** start **

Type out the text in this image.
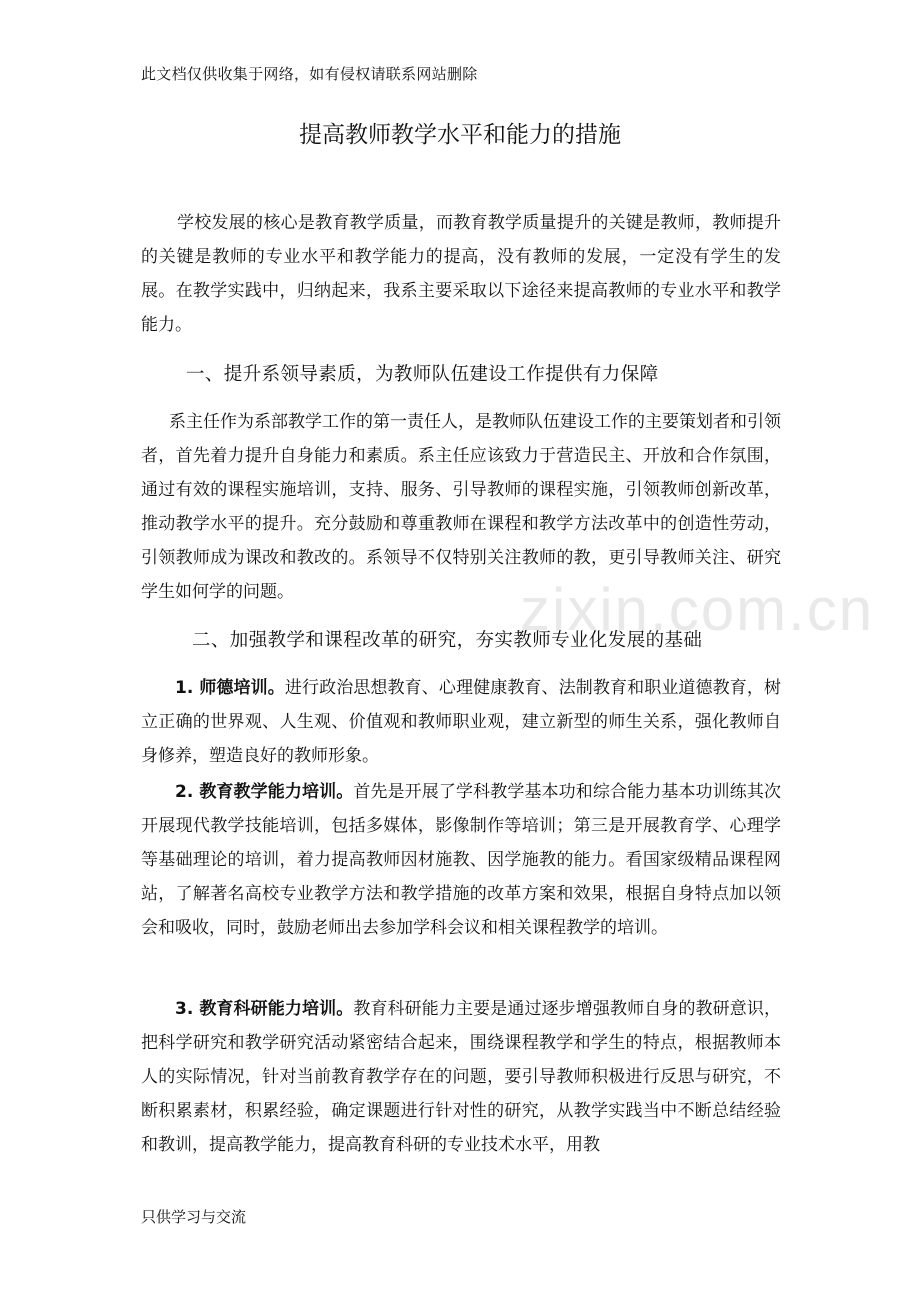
此文档仅供收集于网络，如有侵权请联系网站删除
提高教师教学水平和能力的措施
zixin.com.cn
学校发展的核心是教育教学质量，而教育教学质量提升的关键是教师，教师提升的关键是教师的专业水平和教学能力的提高，没有教师的发展，一定没有学生的发展。在教学实践中，归纳起来，我系主要采取以下途径来提高教师的专业水平和教学能力。
一、提升系领导素质，为教师队伍建设工作提供有力保障
系主任作为系部教学工作的第一责任人，是教师队伍建设工作的主要策划者和引领者，首先着力提升自身能力和素质。系主任应该致力于营造民主、开放和合作氛围，通过有效的课程实施培训，支持、服务、引导教师的课程实施，引领教师创新改革，推动教学水平的提升。充分鼓励和尊重教师在课程和教学方法改革中的创造性劳动，引领教师成为课改和教改的。系领导不仅特别关注教师的教，更引导教师关注、研究学生如何学的问题。
二、加强教学和课程改革的研究，夯实教师专业化发展的基础
1. 师德培训。进行政治思想教育、心理健康教育、法制教育和职业道德教育，树立正确的世界观、人生观、价值观和教师职业观，建立新型的师生关系，强化教师自身修养，塑造良好的教师形象。
2. 教育教学能力培训。首先是开展了学科教学基本功和综合能力基本功训练其次开展现代教学技能培训，包括多媒体，影像制作等培训；第三是开展教育学、心理学等基础理论的培训，着力提高教师因材施教、因学施教的能力。看国家级精品课程网站，了解著名高校专业教学方法和教学措施的改革方案和效果，根据自身特点加以领会和吸收，同时，鼓励老师出去参加学科会议和相关课程教学的培训。
3. 教育科研能力培训。教育科研能力主要是通过逐步增强教师自身的教研意识，把科学研究和教学研究活动紧密结合起来，围绕课程教学和学生的特点，根据教师本人的实际情况，针对当前教育教学存在的问题，要引导教师积极进行反思与研究，不断积累素材，积累经验，确定课题进行针对性的研究，从教学实践当中不断总结经验和教训，提高教学能力，提高教育科研的专业技术水平，用教
只供学习与交流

** end **

» **Problem statement**:
Copy out the records above in full, exactly as written, but not the pictures.

» **Full output**:
Type out the text in this image.
此文档仅供收集于网络，如有侵权请联系网站删除
提高教师教学水平和能力的措施
zixin.com.cn
学校发展的核心是教育教学质量，而教育教学质量提升的关键是教师，教师提升的关键是教师的专业水平和教学能力的提高，没有教师的发展，一定没有学生的发展。在教学实践中，归纳起来，我系主要采取以下途径来提高教师的专业水平和教学能力。
一、提升系领导素质，为教师队伍建设工作提供有力保障
系主任作为系部教学工作的第一责任人，是教师队伍建设工作的主要策划者和引领者，首先着力提升自身能力和素质。系主任应该致力于营造民主、开放和合作氛围，通过有效的课程实施培训，支持、服务、引导教师的课程实施，引领教师创新改革，推动教学水平的提升。充分鼓励和尊重教师在课程和教学方法改革中的创造性劳动，引领教师成为课改和教改的。系领导不仅特别关注教师的教，更引导教师关注、研究学生如何学的问题。
二、加强教学和课程改革的研究，夯实教师专业化发展的基础
1. 师德培训。进行政治思想教育、心理健康教育、法制教育和职业道德教育，树立正确的世界观、人生观、价值观和教师职业观，建立新型的师生关系，强化教师自身修养，塑造良好的教师形象。
2. 教育教学能力培训。首先是开展了学科教学基本功和综合能力基本功训练其次开展现代教学技能培训，包括多媒体，影像制作等培训；第三是开展教育学、心理学等基础理论的培训，着力提高教师因材施教、因学施教的能力。看国家级精品课程网站，了解著名高校专业教学方法和教学措施的改革方案和效果，根据自身特点加以领会和吸收，同时，鼓励老师出去参加学科会议和相关课程教学的培训。
3. 教育科研能力培训。教育科研能力主要是通过逐步增强教师自身的教研意识，把科学研究和教学研究活动紧密结合起来，围绕课程教学和学生的特点，根据教师本人的实际情况，针对当前教育教学存在的问题，要引导教师积极进行反思与研究，不断积累素材，积累经验，确定课题进行针对性的研究，从教学实践当中不断总结经验和教训，提高教学能力，提高教育科研的专业技术水平，用教
只供学习与交流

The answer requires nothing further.